### Instructions for the task
Retype all material exactly. Pictures stay out of the copy.

### Input records
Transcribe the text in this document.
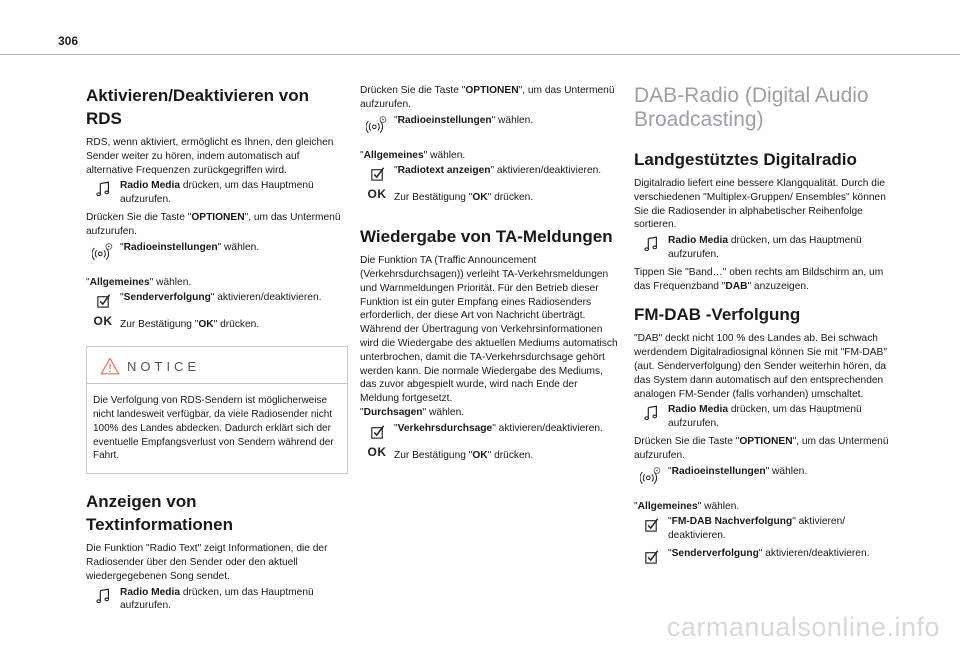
306
Aktivieren/Deaktivieren von
RDS

RDS, wenn aktiviert, ermöglicht es Ihnen, den gleichen Sender weiter zu hören, indem automatisch auf alternative Frequenzen zurückgegriffen wird.

Radio Media drücken, um das Hauptmenü aufzurufen.

Drücken Sie die Taste "OPTIONEN", um das Untermenü aufzurufen.

"Radioeinstellungen" wählen.

"Allgemeines" wählen.

"Senderverfolgung" aktivieren/deaktivieren.
OK Zur Bestätigung "OK" drücken.
NOTICE
Die Verfolgung von RDS-Sendern ist möglicherweise nicht landesweit verfügbar, da viele Radiosender nicht 100% des Landes abdecken. Dadurch erklärt sich der eventuelle Empfangsverlust von Sendern während der Fahrt.
Anzeigen von Textinformationen

Die Funktion "Radio Text" zeigt Informationen, die der Radiosender über den Sender oder den aktuell wiedergegebenen Song sendet.

Radio Media drücken, um das Hauptmenü aufzurufen.

Drücken Sie die Taste "OPTIONEN", um das Untermenü aufzurufen.

"Radioeinstellungen" wählen.

"Allgemeines" wählen.

"Radiotext anzeigen" aktivieren/deaktivieren.
OK Zur Bestätigung "OK" drücken.
Wiedergabe von TA-Meldungen

Die Funktion TA (Traffic Announcement (Verkehrsdurchsagen)) verleiht TA-Verkehrsmeldungen und Warnmeldungen Priorität. Für den Betrieb dieser Funktion ist ein guter Empfang eines Radiosenders erforderlich, der diese Art von Nachricht überträgt. Während der Übertragung von Verkehrsinformationen wird die Wiedergabe des aktuellen Mediums automatisch unterbrochen, damit die TA-Verkehrsdurchsage gehört werden kann. Die normale Wiedergabe des Mediums, das zuvor abgespielt wurde, wird nach Ende der Meldung fortgesetzt.

"Durchsagen" wählen.

"Verkehrsdurchsage" aktivieren/deaktivieren.
OK Zur Bestätigung "OK" drücken.
DAB-Radio (Digital Audio
Broadcasting)
Landgestütztes Digitalradio

Digitalradio liefert eine bessere Klangqualität. Durch die verschiedenen "Multiplex-Gruppen/ Ensembles" können Sie die Radiosender in alphabetischer Reihenfolge sortieren.

Radio Media drücken, um das Hauptmenü aufzurufen.

Tippen Sie "Band…" oben rechts am Bildschirm an, um das Frequenzband "DAB" anzuzeigen.

FM-DAB -Verfolgung

"DAB" deckt nicht 100 % des Landes ab. Bei schwach werdendem Digitalradiosignal können Sie mit "FM-DAB" (aut. Senderverfolgung) den Sender weiterhin hören, da das System dann automatisch auf den entsprechenden analogen FM-Sender (falls vorhanden) umschaltet.

Radio Media drücken, um das Hauptmenü aufzurufen.

Drücken Sie die Taste "OPTIONEN", um das Untermenü aufzurufen.

"Radioeinstellungen" wählen.

"Allgemeines" wählen.

"FM-DAB Nachverfolgung" aktivieren/ deaktivieren.
"Senderverfolgung" aktivieren/deaktivieren.
carmanualsonline.info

### Answer to the problem
Transcribe the text in this document.
306
Aktivieren/Deaktivieren von
RDS

RDS, wenn aktiviert, ermöglicht es Ihnen, den gleichen Sender weiter zu hören, indem automatisch auf alternative Frequenzen zurückgegriffen wird.

Radio Media drücken, um das Hauptmenü aufzurufen.

Drücken Sie die Taste "OPTIONEN", um das Untermenü aufzurufen.

"Radioeinstellungen" wählen.

"Allgemeines" wählen.

"Senderverfolgung" aktivieren/deaktivieren.
OK Zur Bestätigung "OK" drücken.
NOTICE
Die Verfolgung von RDS-Sendern ist möglicherweise nicht landesweit verfügbar, da viele Radiosender nicht 100% des Landes abdecken. Dadurch erklärt sich der eventuelle Empfangsverlust von Sendern während der Fahrt.
Anzeigen von Textinformationen

Die Funktion "Radio Text" zeigt Informationen, die der Radiosender über den Sender oder den aktuell wiedergegebenen Song sendet.

Radio Media drücken, um das Hauptmenü aufzurufen.

Drücken Sie die Taste "OPTIONEN", um das Untermenü aufzurufen.

"Radioeinstellungen" wählen.

"Allgemeines" wählen.

"Radiotext anzeigen" aktivieren/deaktivieren.
OK Zur Bestätigung "OK" drücken.
Wiedergabe von TA-Meldungen

Die Funktion TA (Traffic Announcement (Verkehrsdurchsagen)) verleiht TA-Verkehrsmeldungen und Warnmeldungen Priorität. Für den Betrieb dieser Funktion ist ein guter Empfang eines Radiosenders erforderlich, der diese Art von Nachricht überträgt. Während der Übertragung von Verkehrsinformationen wird die Wiedergabe des aktuellen Mediums automatisch unterbrochen, damit die TA-Verkehrsdurchsage gehört werden kann. Die normale Wiedergabe des Mediums, das zuvor abgespielt wurde, wird nach Ende der Meldung fortgesetzt.

"Durchsagen" wählen.

"Verkehrsdurchsage" aktivieren/deaktivieren.
OK Zur Bestätigung "OK" drücken.
DAB-Radio (Digital Audio
Broadcasting)
Landgestütztes Digitalradio

Digitalradio liefert eine bessere Klangqualität. Durch die verschiedenen "Multiplex-Gruppen/ Ensembles" können Sie die Radiosender in alphabetischer Reihenfolge sortieren.

Radio Media drücken, um das Hauptmenü aufzurufen.

Tippen Sie "Band…" oben rechts am Bildschirm an, um das Frequenzband "DAB" anzuzeigen.

FM-DAB -Verfolgung

"DAB" deckt nicht 100 % des Landes ab. Bei schwach werdendem Digitalradiosignal können Sie mit "FM-DAB" (aut. Senderverfolgung) den Sender weiterhin hören, da das System dann automatisch auf den entsprechenden analogen FM-Sender (falls vorhanden) umschaltet.

Radio Media drücken, um das Hauptmenü aufzurufen.

Drücken Sie die Taste "OPTIONEN", um das Untermenü aufzurufen.

"Radioeinstellungen" wählen.

"Allgemeines" wählen.

"FM-DAB Nachverfolgung" aktivieren/ deaktivieren.
"Senderverfolgung" aktivieren/deaktivieren.
carmanualsonline.info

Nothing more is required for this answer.